Exercise:
Swap every "data-marker" in the records below for "point-marker", and leave everything else unchanged. Omit the pictures from your answer.

Extracted records
□ □ □ □
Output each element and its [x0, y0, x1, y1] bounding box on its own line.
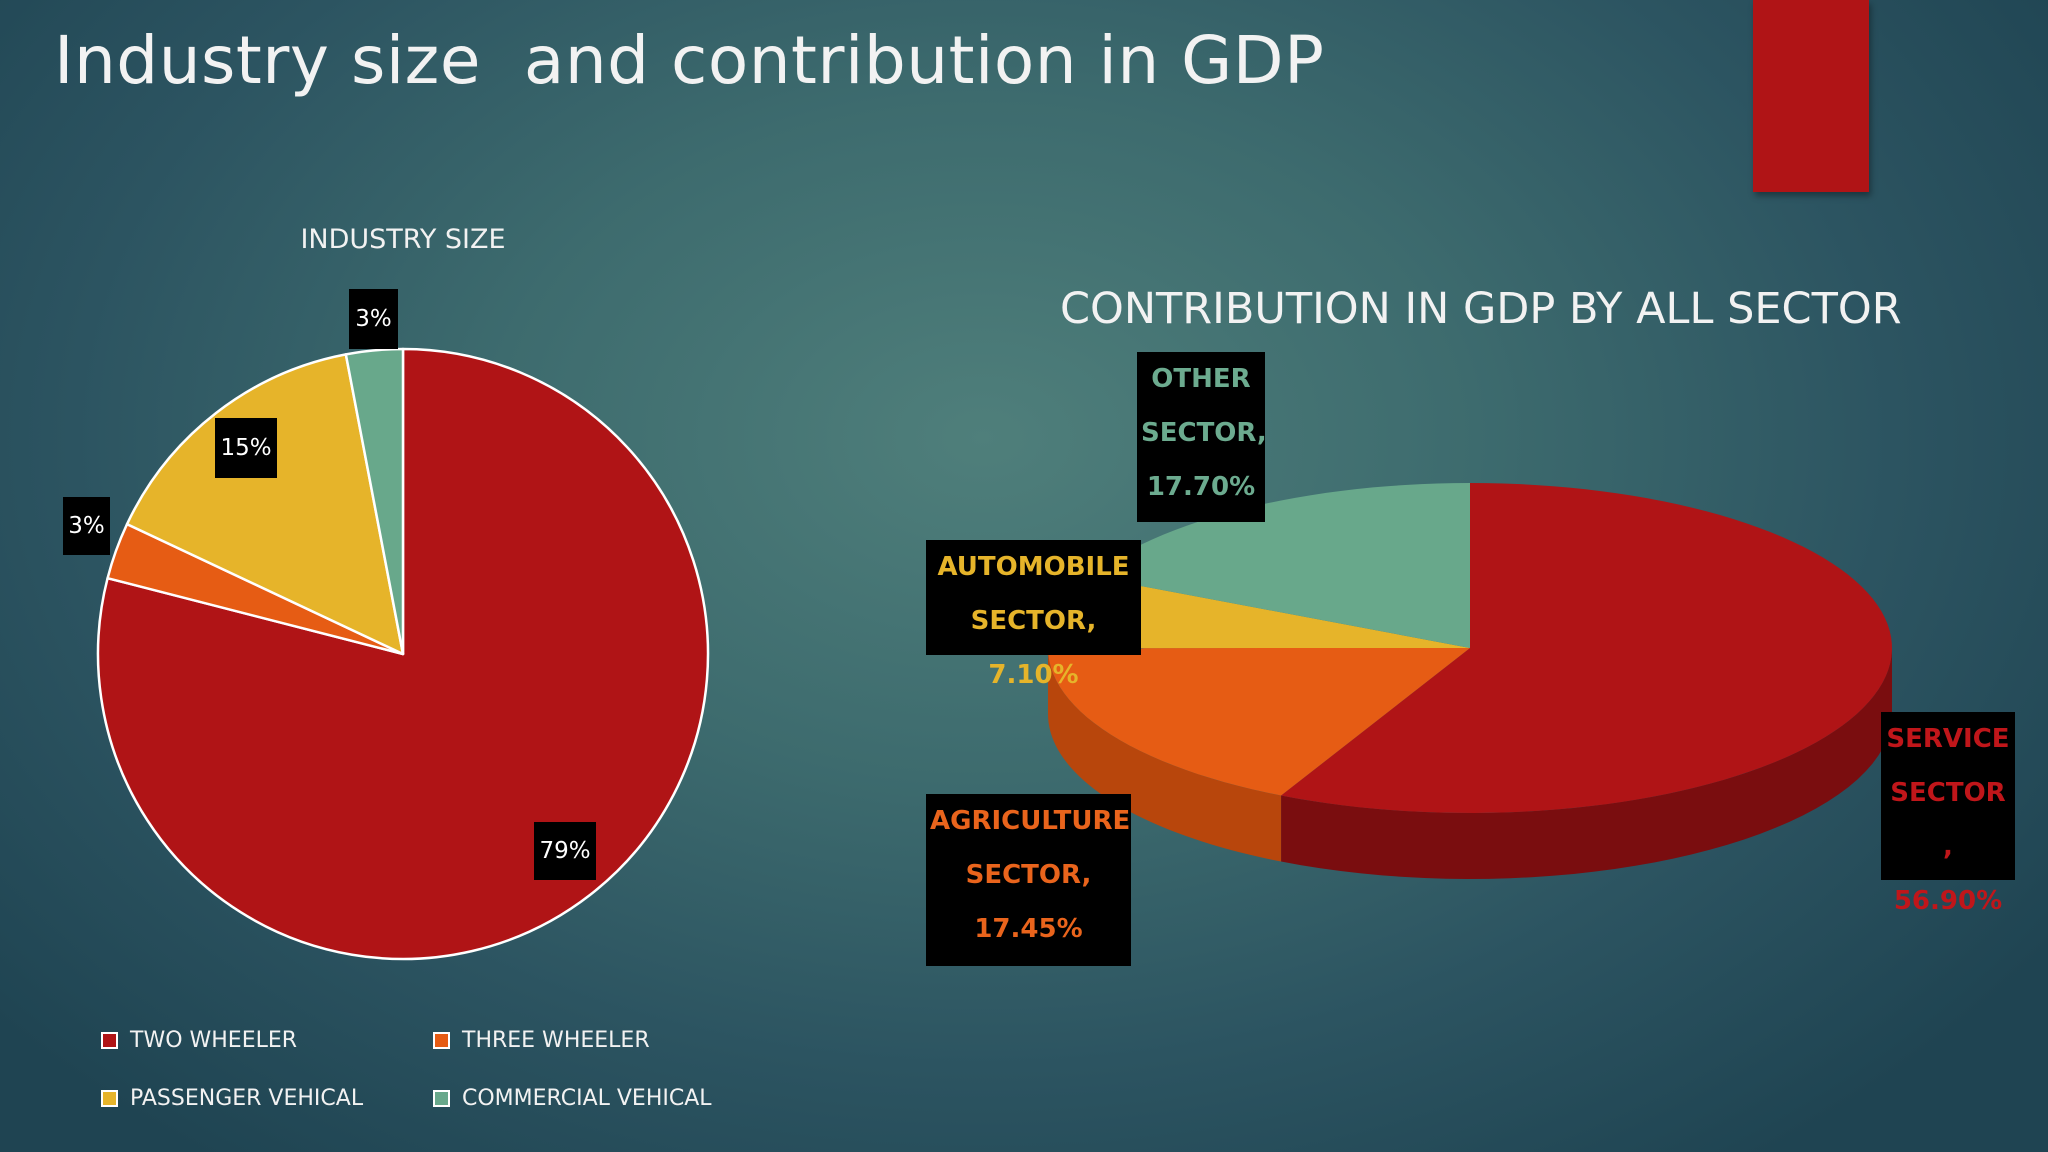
gdp-3d-pie-chart	[1048, 483, 1892, 879]
data-label-two-wheeler: 79%	[534, 822, 596, 880]
other-label-line-2: SECTOR,	[1141, 418, 1267, 448]
pie-slice-service-sector	[1281, 483, 1892, 813]
legend-label-passenger-vehical: PASSENGER VEHICAL	[130, 1086, 364, 1111]
legend-swatch-commercial-vehical	[433, 1090, 450, 1107]
legend-item-two-wheeler: TWO WHEELER	[101, 1028, 297, 1053]
legend-item-three-wheeler: THREE WHEELER	[433, 1028, 650, 1053]
legend-swatch-two-wheeler	[101, 1032, 118, 1049]
data-label-three-wheeler: 3%	[63, 497, 110, 555]
service-label-line-2: SECTOR ,	[1890, 778, 2006, 862]
pie-side-service-sector	[1281, 648, 1892, 879]
pie-slice-commercial-vehical	[344, 347, 405, 656]
legend-swatch-three-wheeler	[433, 1032, 450, 1049]
data-label-automobile-sector: AUTOMOBILE SECTOR, 7.10%	[926, 540, 1141, 690]
agriculture-label-line-2: SECTOR,	[965, 860, 1092, 890]
legend-label-two-wheeler: TWO WHEELER	[130, 1028, 298, 1053]
data-label-other-sector: OTHER SECTOR, 17.70%	[1137, 352, 1267, 522]
pie-slice-passenger-vehical	[125, 353, 405, 656]
legend-item-passenger-vehical: PASSENGER VEHICAL	[101, 1086, 363, 1111]
legend-swatch-passenger-vehical	[101, 1090, 118, 1107]
other-label-line-3: 17.70%	[1146, 472, 1256, 502]
legend-label-three-wheeler: THREE WHEELER	[462, 1028, 650, 1053]
slide-title: Industry size and contribution in GDP	[54, 22, 1325, 99]
other-label-line-1: OTHER	[1151, 364, 1251, 394]
automobile-label-line-2: SECTOR, 7.10%	[970, 606, 1097, 690]
service-label-line-3: 56.90%	[1893, 886, 2003, 916]
automobile-label-line-1: AUTOMOBILE	[937, 552, 1130, 582]
industry-size-chart-title: INDUSTRY SIZE	[300, 224, 506, 255]
accent-tab	[1753, 0, 1869, 192]
agriculture-label-line-3: 17.45%	[974, 914, 1083, 944]
legend-item-commercial-vehical: COMMERCIAL VEHICAL	[433, 1086, 712, 1111]
service-label-line-1: SERVICE	[1886, 724, 2010, 754]
pie-slice-other-sector	[1089, 483, 1470, 648]
data-label-agriculture-sector: AGRICULTURE SECTOR, 17.45%	[926, 794, 1131, 966]
pie-slice-agriculture-sector	[1048, 648, 1470, 796]
data-label-service-sector: SERVICE SECTOR , 56.90%	[1881, 712, 2015, 916]
industry-size-pie-chart	[96, 347, 710, 961]
data-label-commercial-vehical: 3%	[349, 289, 398, 349]
pie-slice-automobile-sector	[1048, 576, 1470, 649]
pie-side-agriculture-sector	[1048, 648, 1282, 862]
legend-label-commercial-vehical: COMMERCIAL VEHICAL	[462, 1086, 712, 1111]
agriculture-label-line-1: AGRICULTURE	[930, 806, 1131, 836]
data-label-passenger-vehical: 15%	[215, 418, 277, 478]
gdp-chart-title: CONTRIBUTION IN GDP BY ALL SECTOR	[1060, 284, 1902, 334]
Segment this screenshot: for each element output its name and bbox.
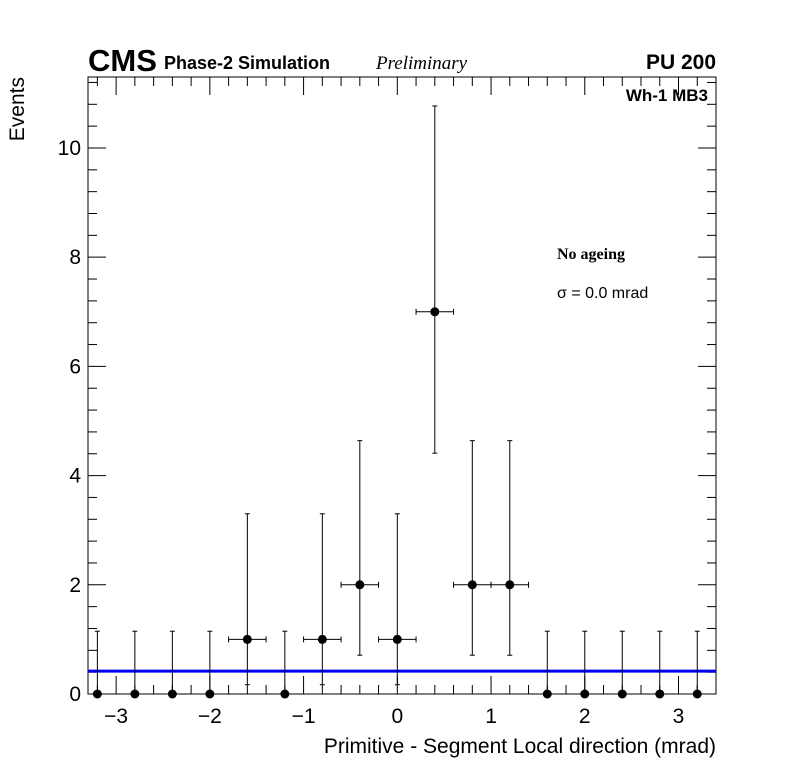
data-point <box>303 513 342 686</box>
sigma-label: σ = 0.0 mrad <box>557 285 648 302</box>
x-tick-label: 2 <box>579 705 591 728</box>
x-tick-label: −3 <box>104 705 128 728</box>
data-marker <box>505 580 515 590</box>
x-tick-label: 0 <box>391 705 403 728</box>
simulation-label: Phase-2 Simulation <box>164 53 330 73</box>
data-point <box>205 630 215 699</box>
y-tick-label: 8 <box>69 246 81 269</box>
cms-label: CMS <box>88 43 157 78</box>
data-point <box>453 440 492 656</box>
data-point <box>692 630 702 699</box>
y-tick-label: 0 <box>69 683 81 706</box>
ageing-label: No ageing <box>557 246 625 263</box>
data-marker <box>542 689 552 699</box>
data-point <box>415 105 455 454</box>
data-point <box>228 513 267 686</box>
data-point <box>542 630 552 699</box>
y-tick-label: 2 <box>69 574 81 597</box>
data-point <box>617 630 627 699</box>
data-marker <box>692 689 702 699</box>
x-tick-label: 3 <box>673 705 685 728</box>
data-marker <box>355 580 365 590</box>
data-marker <box>92 689 102 699</box>
data-marker <box>655 689 665 699</box>
x-axis-title: Primitive - Segment Local direction (mra… <box>324 735 716 758</box>
axes: −3 −2 −1 0 1 2 3 0 2 4 6 8 10 <box>58 77 716 728</box>
data-point <box>92 630 102 699</box>
data-point <box>655 630 665 699</box>
data-marker <box>280 689 290 699</box>
data-marker <box>467 580 477 590</box>
preliminary-label: Preliminary <box>375 53 468 74</box>
x-tick-label: 1 <box>485 705 497 728</box>
y-tick-label: 6 <box>69 355 81 378</box>
data-marker <box>167 689 177 699</box>
region-label: Wh-1 MB3 <box>626 86 708 105</box>
data-marker <box>392 634 402 644</box>
data-marker <box>317 634 327 644</box>
data-marker <box>430 307 440 317</box>
y-tick-label: 10 <box>58 137 81 160</box>
data-point <box>130 630 140 699</box>
data-point <box>167 630 177 699</box>
data-point <box>378 513 417 686</box>
data-point <box>280 630 290 699</box>
y-tick-label: 4 <box>69 465 81 488</box>
x-tick-label: −2 <box>198 705 222 728</box>
data-points-group <box>92 105 702 699</box>
plot-frame <box>87 76 717 695</box>
data-point <box>340 440 380 656</box>
data-marker <box>205 689 215 699</box>
data-marker <box>617 689 627 699</box>
data-marker <box>580 689 590 699</box>
data-marker <box>130 689 140 699</box>
data-point <box>490 440 530 656</box>
x-tick-label: −1 <box>292 705 316 728</box>
data-marker <box>242 634 252 644</box>
data-point <box>580 630 590 699</box>
pileup-label: PU 200 <box>646 51 716 74</box>
y-axis-title: Events <box>6 77 29 141</box>
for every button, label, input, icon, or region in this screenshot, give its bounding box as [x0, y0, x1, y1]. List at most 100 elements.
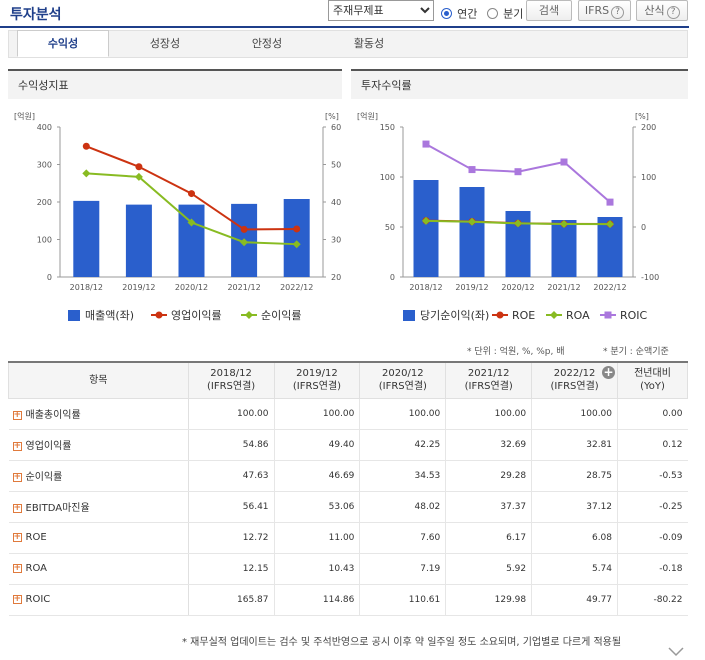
□ □ □ □
Task output:
Output each element and its [x0, y0, x1, y1] bounding box on its own line.
gdp-3d-pie-chart	[1048, 483, 1892, 879]
data-label-two-wheeler: 79%	[534, 822, 596, 880]
other-label-line-2: SECTOR,	[1141, 418, 1267, 448]
pie-slice-service-sector	[1281, 483, 1892, 813]
legend-label-passenger-vehical: PASSENGER VEHICAL	[130, 1086, 364, 1111]
legend-swatch-commercial-vehical	[433, 1090, 450, 1107]
legend-item-two-wheeler: TWO WHEELER	[101, 1028, 297, 1053]
legend-item-three-wheeler: THREE WHEELER	[433, 1028, 650, 1053]
legend-swatch-two-wheeler	[101, 1032, 118, 1049]
data-label-three-wheeler: 3%	[63, 497, 110, 555]
service-label-line-2: SECTOR ,	[1890, 778, 2006, 862]
pie-side-service-sector	[1281, 648, 1892, 879]
pie-slice-commercial-vehical	[344, 347, 405, 656]
legend-swatch-three-wheeler	[433, 1032, 450, 1049]
data-label-automobile-sector: AUTOMOBILE SECTOR, 7.10%	[926, 540, 1141, 690]
agriculture-label-line-2: SECTOR,	[965, 860, 1092, 890]
legend-label-two-wheeler: TWO WHEELER	[130, 1028, 298, 1053]
data-label-other-sector: OTHER SECTOR, 17.70%	[1137, 352, 1267, 522]
pie-slice-passenger-vehical	[125, 353, 405, 656]
legend-item-passenger-vehical: PASSENGER VEHICAL	[101, 1086, 363, 1111]
legend-swatch-passenger-vehical	[101, 1090, 118, 1107]
other-label-line-3: 17.70%	[1146, 472, 1256, 502]
legend-label-three-wheeler: THREE WHEELER	[462, 1028, 650, 1053]
slide-title: Industry size and contribution in GDP	[54, 22, 1325, 99]
other-label-line-1: OTHER	[1151, 364, 1251, 394]
automobile-label-line-2: SECTOR, 7.10%	[970, 606, 1097, 690]
service-label-line-3: 56.90%	[1893, 886, 2003, 916]
automobile-label-line-1: AUTOMOBILE	[937, 552, 1130, 582]
industry-size-chart-title: INDUSTRY SIZE	[300, 224, 506, 255]
accent-tab	[1753, 0, 1869, 192]
agriculture-label-line-3: 17.45%	[974, 914, 1083, 944]
legend-item-commercial-vehical: COMMERCIAL VEHICAL	[433, 1086, 712, 1111]
service-label-line-1: SERVICE	[1886, 724, 2010, 754]
pie-slice-other-sector	[1089, 483, 1470, 648]
data-label-agriculture-sector: AGRICULTURE SECTOR, 17.45%	[926, 794, 1131, 966]
pie-slice-agriculture-sector	[1048, 648, 1470, 796]
data-label-service-sector: SERVICE SECTOR , 56.90%	[1881, 712, 2015, 916]
industry-size-pie-chart	[96, 347, 710, 961]
data-label-commercial-vehical: 3%	[349, 289, 398, 349]
pie-slice-automobile-sector	[1048, 576, 1470, 649]
pie-side-agriculture-sector	[1048, 648, 1282, 862]
legend-label-commercial-vehical: COMMERCIAL VEHICAL	[462, 1086, 712, 1111]
agriculture-label-line-1: AGRICULTURE	[930, 806, 1131, 836]
data-label-passenger-vehical: 15%	[215, 418, 277, 478]
gdp-chart-title: CONTRIBUTION IN GDP BY ALL SECTOR	[1060, 284, 1902, 334]
Segment this screenshot: for each element output its name and bbox.
data-point <box>303 513 342 686</box>
sigma-label: σ = 0.0 mrad <box>557 285 648 302</box>
x-tick-label: 2 <box>579 705 591 728</box>
x-tick-label: −3 <box>104 705 128 728</box>
point-marker <box>505 580 515 590</box>
x-tick-label: 0 <box>391 705 403 728</box>
simulation-label: Phase-2 Simulation <box>164 53 330 73</box>
data-point <box>205 630 215 699</box>
y-tick-label: 8 <box>69 246 81 269</box>
cms-label: CMS <box>88 43 157 78</box>
data-point <box>453 440 492 656</box>
data-point <box>692 630 702 699</box>
y-tick-label: 0 <box>69 683 81 706</box>
ageing-label: No ageing <box>557 246 625 263</box>
point-marker <box>542 689 552 699</box>
data-point <box>415 105 455 454</box>
data-point <box>228 513 267 686</box>
data-point <box>542 630 552 699</box>
y-tick-label: 2 <box>69 574 81 597</box>
data-point <box>617 630 627 699</box>
point-marker <box>692 689 702 699</box>
x-tick-label: 3 <box>673 705 685 728</box>
point-marker <box>355 580 365 590</box>
point-marker <box>92 689 102 699</box>
point-marker <box>655 689 665 699</box>
x-axis-title: Primitive - Segment Local direction (mra… <box>324 735 716 758</box>
axes: −3 −2 −1 0 1 2 3 0 2 4 6 8 10 <box>58 77 716 728</box>
data-point <box>92 630 102 699</box>
data-point <box>655 630 665 699</box>
point-marker <box>280 689 290 699</box>
point-marker <box>467 580 477 590</box>
preliminary-label: Preliminary <box>375 53 468 74</box>
x-tick-label: 1 <box>485 705 497 728</box>
y-tick-label: 6 <box>69 355 81 378</box>
point-marker <box>167 689 177 699</box>
region-label: Wh-1 MB3 <box>626 86 708 105</box>
point-marker <box>392 634 402 644</box>
point-marker <box>317 634 327 644</box>
point-marker <box>430 307 440 317</box>
y-tick-label: 10 <box>58 137 81 160</box>
data-point <box>130 630 140 699</box>
data-point <box>167 630 177 699</box>
data-point <box>378 513 417 686</box>
data-point <box>280 630 290 699</box>
y-tick-label: 4 <box>69 465 81 488</box>
x-tick-label: −2 <box>198 705 222 728</box>
data-points-group <box>92 105 702 699</box>
plot-frame <box>87 76 717 695</box>
data-point <box>340 440 380 656</box>
point-marker <box>205 689 215 699</box>
point-marker <box>617 689 627 699</box>
point-marker <box>580 689 590 699</box>
point-marker <box>130 689 140 699</box>
data-point <box>490 440 530 656</box>
x-tick-label: −1 <box>292 705 316 728</box>
point-marker <box>242 634 252 644</box>
data-point <box>580 630 590 699</box>
pileup-label: PU 200 <box>646 51 716 74</box>
y-axis-title: Events <box>6 77 29 141</box>
for every button, label, input, icon, or region in this screenshot, give its bounding box as [x0, y0, x1, y1]. List at most 100 elements.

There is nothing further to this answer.